■ Request:
Find the lines holding the string "ylabel" in the data, then copy all of them.
— begin —
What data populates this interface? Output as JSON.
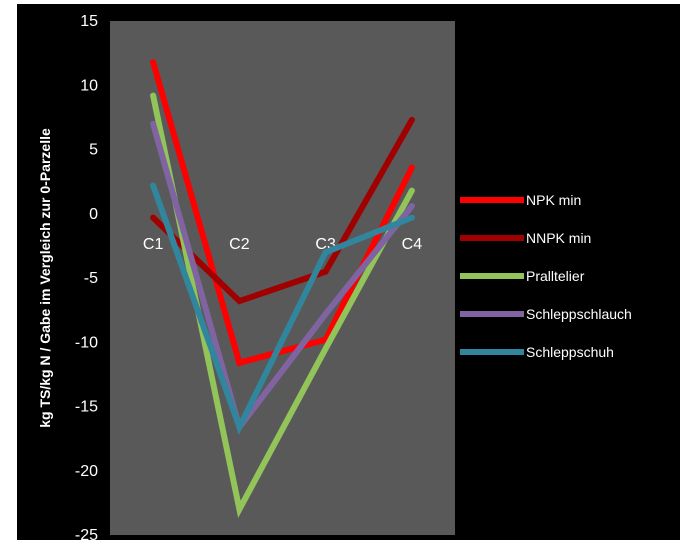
{
  "chart_data": {
    "type": "line",
    "title": "",
    "xlabel": "",
    "ylabel": "kg TS/kg N / Gabe im Vergleich zur 0-Parzelle",
    "categories": [
      "C1",
      "C2",
      "C3",
      "C4"
    ],
    "ylim": [
      -25,
      15
    ],
    "yticks": [
      15,
      10,
      5,
      0,
      -5,
      -10,
      -15,
      -20,
      -25
    ],
    "grid": false,
    "legend_position": "right",
    "background": "#000000",
    "plot_background": "#595959",
    "series": [
      {
        "name": "NPK min",
        "color": "#ff0000",
        "values": [
          11.8,
          -11.6,
          -9.8,
          3.6
        ]
      },
      {
        "name": "NNPK min",
        "color": "#a00000",
        "values": [
          -0.3,
          -6.8,
          -4.5,
          7.3
        ]
      },
      {
        "name": "Pralltelier",
        "color": "#92c45a",
        "values": [
          9.2,
          -23.0,
          -10.5,
          1.8
        ]
      },
      {
        "name": "Schleppschlauch",
        "color": "#8064a2",
        "values": [
          7.0,
          -16.6,
          -7.8,
          0.6
        ]
      },
      {
        "name": "Schleppschuh",
        "color": "#31859c",
        "values": [
          2.2,
          -16.6,
          -3.0,
          -0.3
        ]
      }
    ]
  }
}
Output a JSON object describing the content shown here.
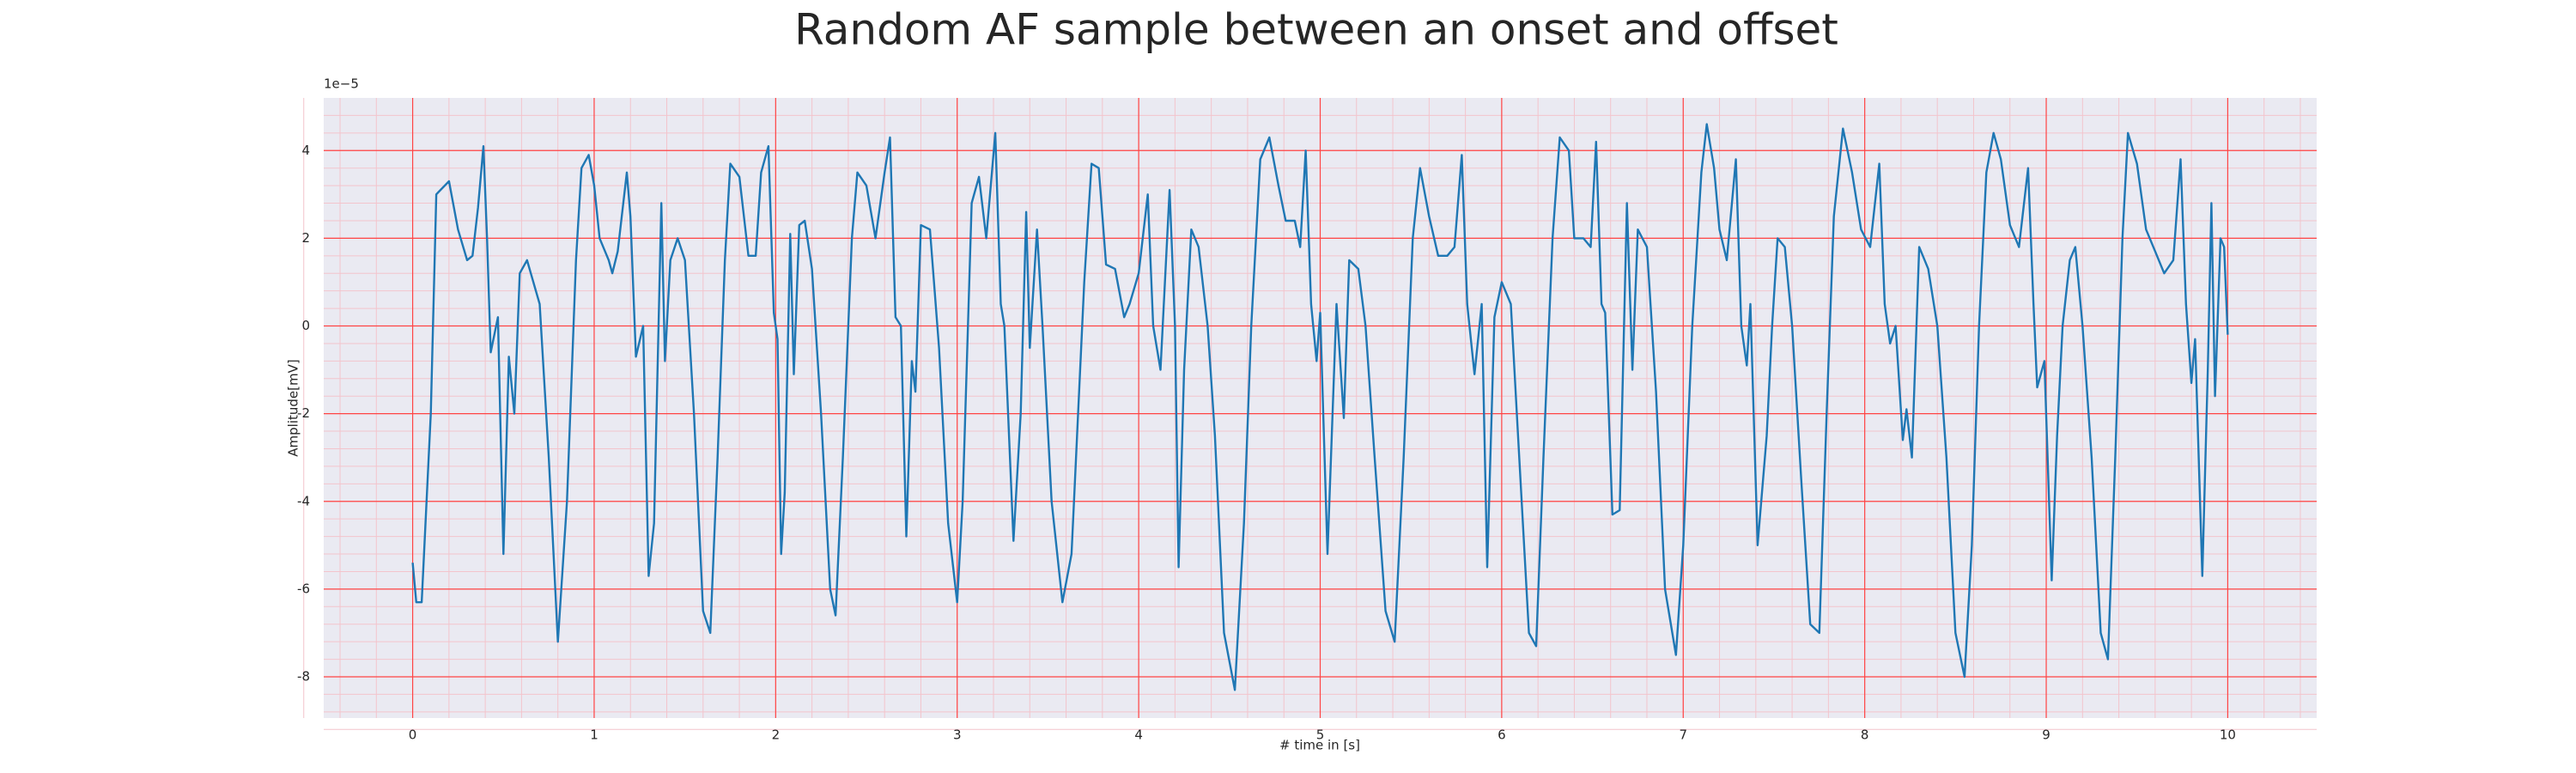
{
  "chart_data": {
    "type": "line",
    "title": "Random AF sample between an onset and offset",
    "xlabel": "# time in [s]",
    "ylabel": "Amplitude[mV]",
    "y_offset_text": "1e−5",
    "xlim": [
      -0.49,
      10.49
    ],
    "ylim": [
      -8.94,
      5.2
    ],
    "xticks": [
      0,
      1,
      2,
      3,
      4,
      5,
      6,
      7,
      8,
      9,
      10
    ],
    "yticks": [
      -8,
      -6,
      -4,
      -2,
      0,
      2,
      4
    ],
    "grid": true,
    "minor_grid": true,
    "grid_color": "#ff4444",
    "minor_grid_color": "#f3c4cc",
    "background": "#eaeaf2",
    "series": [
      {
        "color": "#1f77b4",
        "x": [
          0.0,
          0.02,
          0.05,
          0.1,
          0.13,
          0.2,
          0.25,
          0.3,
          0.33,
          0.36,
          0.39,
          0.41,
          0.43,
          0.47,
          0.5,
          0.53,
          0.56,
          0.59,
          0.63,
          0.7,
          0.75,
          0.8,
          0.85,
          0.9,
          0.93,
          0.97,
          1.0,
          1.03,
          1.08,
          1.1,
          1.13,
          1.18,
          1.2,
          1.23,
          1.27,
          1.3,
          1.33,
          1.37,
          1.39,
          1.42,
          1.46,
          1.5,
          1.55,
          1.6,
          1.64,
          1.68,
          1.72,
          1.75,
          1.8,
          1.85,
          1.89,
          1.92,
          1.96,
          1.99,
          2.01,
          2.03,
          2.05,
          2.08,
          2.1,
          2.13,
          2.16,
          2.2,
          2.25,
          2.3,
          2.33,
          2.37,
          2.42,
          2.45,
          2.5,
          2.55,
          2.6,
          2.63,
          2.66,
          2.69,
          2.72,
          2.75,
          2.77,
          2.8,
          2.85,
          2.9,
          2.95,
          3.0,
          3.03,
          3.08,
          3.12,
          3.16,
          3.21,
          3.24,
          3.26,
          3.31,
          3.35,
          3.38,
          3.4,
          3.44,
          3.47,
          3.52,
          3.58,
          3.63,
          3.7,
          3.74,
          3.78,
          3.82,
          3.87,
          3.92,
          3.95,
          4.0,
          4.05,
          4.08,
          4.12,
          4.17,
          4.2,
          4.22,
          4.25,
          4.29,
          4.33,
          4.38,
          4.42,
          4.47,
          4.53,
          4.58,
          4.62,
          4.67,
          4.72,
          4.77,
          4.81,
          4.86,
          4.89,
          4.92,
          4.95,
          4.98,
          5.0,
          5.04,
          5.09,
          5.13,
          5.16,
          5.21,
          5.25,
          5.3,
          5.36,
          5.41,
          5.46,
          5.51,
          5.55,
          5.6,
          5.65,
          5.7,
          5.74,
          5.78,
          5.81,
          5.85,
          5.89,
          5.92,
          5.96,
          6.0,
          6.05,
          6.09,
          6.15,
          6.19,
          6.23,
          6.28,
          6.32,
          6.37,
          6.4,
          6.45,
          6.49,
          6.52,
          6.55,
          6.57,
          6.61,
          6.65,
          6.69,
          6.72,
          6.75,
          6.8,
          6.85,
          6.9,
          6.96,
          7.0,
          7.05,
          7.1,
          7.13,
          7.17,
          7.2,
          7.24,
          7.29,
          7.32,
          7.35,
          7.37,
          7.41,
          7.46,
          7.49,
          7.52,
          7.56,
          7.6,
          7.65,
          7.7,
          7.75,
          7.79,
          7.83,
          7.88,
          7.93,
          7.98,
          8.03,
          8.08,
          8.11,
          8.14,
          8.17,
          8.21,
          8.23,
          8.26,
          8.3,
          8.35,
          8.4,
          8.45,
          8.5,
          8.55,
          8.59,
          8.63,
          8.67,
          8.71,
          8.75,
          8.8,
          8.85,
          8.9,
          8.93,
          8.95,
          8.99,
          9.03,
          9.06,
          9.09,
          9.13,
          9.16,
          9.2,
          9.25,
          9.3,
          9.34,
          9.38,
          9.42,
          9.45,
          9.5,
          9.55,
          9.6,
          9.65,
          9.7,
          9.74,
          9.77,
          9.8,
          9.82,
          9.86,
          9.89,
          9.91,
          9.93,
          9.96,
          9.98,
          10.0
        ],
        "values": [
          -5.4,
          -6.3,
          -6.3,
          -2,
          3.0,
          3.3,
          2.2,
          1.5,
          1.6,
          2.7,
          4.1,
          2.0,
          -0.6,
          0.2,
          -5.2,
          -0.7,
          -2.0,
          1.2,
          1.5,
          0.5,
          -3,
          -7.2,
          -4,
          1.5,
          3.6,
          3.9,
          3.2,
          2.0,
          1.5,
          1.2,
          1.7,
          3.5,
          2.5,
          -0.7,
          0,
          -5.7,
          -4.5,
          2.8,
          -0.8,
          1.5,
          2.0,
          1.5,
          -2,
          -6.5,
          -7.0,
          -3,
          1.5,
          3.7,
          3.4,
          1.6,
          1.6,
          3.5,
          4.1,
          0.3,
          -0.3,
          -5.2,
          -3.8,
          2.1,
          -1.1,
          2.3,
          2.4,
          1.3,
          -2,
          -6.0,
          -6.6,
          -3,
          2.0,
          3.5,
          3.2,
          2.0,
          3.5,
          4.3,
          0.2,
          0,
          -4.8,
          -0.8,
          -1.5,
          2.3,
          2.2,
          -0.5,
          -4.5,
          -6.3,
          -4,
          2.8,
          3.4,
          2.0,
          4.4,
          0.5,
          0,
          -4.9,
          -2,
          2.6,
          -0.5,
          2.2,
          0,
          -4,
          -6.3,
          -5.2,
          1.0,
          3.7,
          3.6,
          1.4,
          1.3,
          0.2,
          0.5,
          1.2,
          3.0,
          0,
          -1,
          3.1,
          0,
          -5.5,
          -1,
          2.2,
          1.8,
          0,
          -2.5,
          -7,
          -8.3,
          -4.5,
          0,
          3.8,
          4.3,
          3.2,
          2.4,
          2.4,
          1.8,
          4.0,
          0.5,
          -0.8,
          0.3,
          -5.2,
          0.5,
          -2.1,
          1.5,
          1.3,
          0,
          -3,
          -6.5,
          -7.2,
          -3,
          2,
          3.6,
          2.5,
          1.6,
          1.6,
          1.8,
          3.9,
          0.5,
          -1.1,
          0.5,
          -5.5,
          0.2,
          1.0,
          0.5,
          -2.5,
          -7.0,
          -7.3,
          -3,
          2.0,
          4.3,
          4.0,
          2.0,
          2.0,
          1.8,
          4.2,
          0.5,
          0.3,
          -4.3,
          -4.2,
          2.8,
          -1.0,
          2.2,
          1.8,
          -1.5,
          -6,
          -7.5,
          -5,
          0,
          3.5,
          4.6,
          3.6,
          2.2,
          1.5,
          3.8,
          0,
          -0.9,
          0.5,
          -5.0,
          -2.5,
          0,
          2.0,
          1.8,
          0,
          -3.5,
          -6.8,
          -7.0,
          -2,
          2.5,
          4.5,
          3.5,
          2.2,
          1.8,
          3.7,
          0.5,
          -0.4,
          0,
          -2.6,
          -1.9,
          -3,
          1.8,
          1.3,
          0,
          -3,
          -7,
          -8.0,
          -5,
          0,
          3.5,
          4.4,
          3.8,
          2.3,
          1.8,
          3.6,
          0.5,
          -1.4,
          -0.8,
          -5.8,
          -2.5,
          0,
          1.5,
          1.8,
          0,
          -3,
          -7.0,
          -7.6,
          -3,
          2.0,
          4.4,
          3.7,
          2.2,
          1.7,
          1.2,
          1.5,
          3.8,
          0.5,
          -1.3,
          -0.3,
          -5.7,
          -1,
          2.8,
          -1.6,
          2.0,
          1.8,
          -0.2
        ]
      }
    ]
  }
}
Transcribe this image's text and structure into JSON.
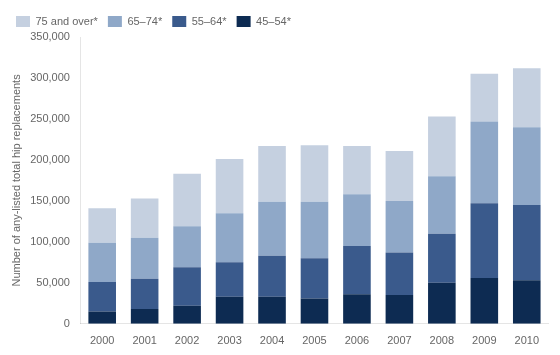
{
  "chart_data": {
    "type": "bar",
    "stacked": true,
    "ylabel": "Number of any-listed total hip replacements",
    "categories": [
      "2000",
      "2001",
      "2002",
      "2003",
      "2004",
      "2005",
      "2006",
      "2007",
      "2008",
      "2009",
      "2010"
    ],
    "series": [
      {
        "name": "45–54*",
        "color": "#0d2b52",
        "values": [
          15000,
          18000,
          22000,
          33000,
          33000,
          31000,
          36000,
          35000,
          50000,
          56000,
          53000
        ]
      },
      {
        "name": "55–64*",
        "color": "#3a5a8c",
        "values": [
          36000,
          37000,
          47000,
          42000,
          50000,
          49000,
          59000,
          52000,
          60000,
          91000,
          92000
        ]
      },
      {
        "name": "65–74*",
        "color": "#8fa8c8",
        "values": [
          48000,
          50000,
          50000,
          60000,
          66000,
          69000,
          63000,
          63000,
          70000,
          100000,
          95000
        ]
      },
      {
        "name": "75 and over*",
        "color": "#c5d0e0",
        "values": [
          42000,
          48000,
          64000,
          66000,
          68000,
          69000,
          59000,
          61000,
          73000,
          58000,
          72000
        ]
      }
    ],
    "ylim": [
      0,
      350000
    ],
    "yticks": [
      0,
      {
        "value": 50000,
        "label": "50,000"
      },
      {
        "value": 100000,
        "label": "100,000"
      },
      {
        "value": 150000,
        "label": "150,000"
      },
      {
        "value": 200000,
        "label": "200,000"
      },
      {
        "value": 250000,
        "label": "250,000"
      },
      {
        "value": 300000,
        "label": "300,000"
      },
      {
        "value": 350000,
        "label": "350,000"
      }
    ],
    "grid": false,
    "legend": "upper left"
  }
}
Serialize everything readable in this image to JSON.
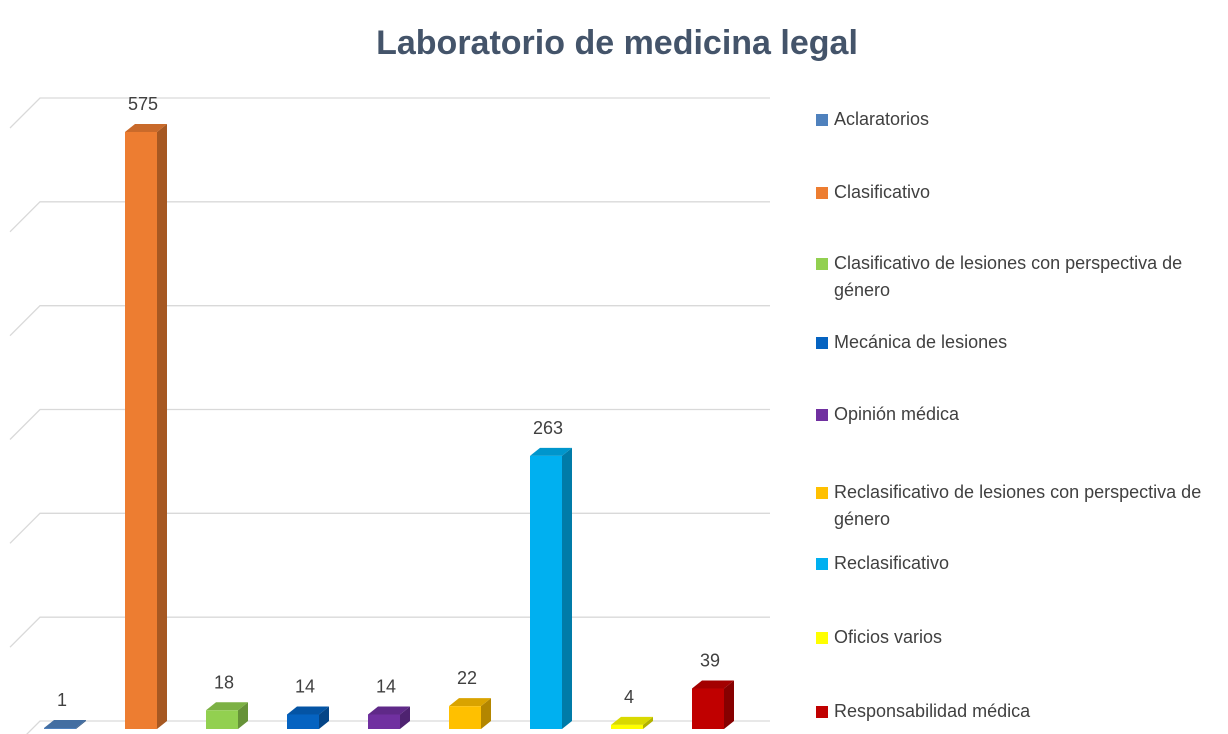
{
  "chart_data": {
    "type": "bar3d",
    "title": "Laboratorio de medicina legal",
    "series": [
      {
        "name": "Aclaratorios",
        "color": "#4f81bd",
        "values": [
          1
        ]
      },
      {
        "name": "Clasificativo",
        "color": "#ed7d31",
        "values": [
          575
        ]
      },
      {
        "name": "Clasificativo de lesiones con perspectiva de género",
        "color": "#92d050",
        "values": [
          18
        ]
      },
      {
        "name": "Mecánica de lesiones",
        "color": "#0563c1",
        "values": [
          14
        ]
      },
      {
        "name": "Opinión médica",
        "color": "#7030a0",
        "values": [
          14
        ]
      },
      {
        "name": "Reclasificativo de lesiones con perspectiva de género",
        "color": "#ffc000",
        "values": [
          22
        ]
      },
      {
        "name": "Reclasificativo",
        "color": "#00b0f0",
        "values": [
          263
        ]
      },
      {
        "name": "Oficios varios",
        "color": "#ffff00",
        "values": [
          4
        ]
      },
      {
        "name": "Responsabilidad médica",
        "color": "#c00000",
        "values": [
          39
        ]
      }
    ],
    "ylim": [
      0,
      600
    ],
    "yticks": [
      0,
      100,
      200,
      300,
      400,
      500,
      600
    ],
    "grid": true
  }
}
— end —
■ Solved problem:
    "ylabel": "kg TS/kg N / Gabe im Vergleich zur 0-Parzelle",
    "ylabel": "Amplitude[mV]",
    "ylabel": "Number of any-listed total hip replacements",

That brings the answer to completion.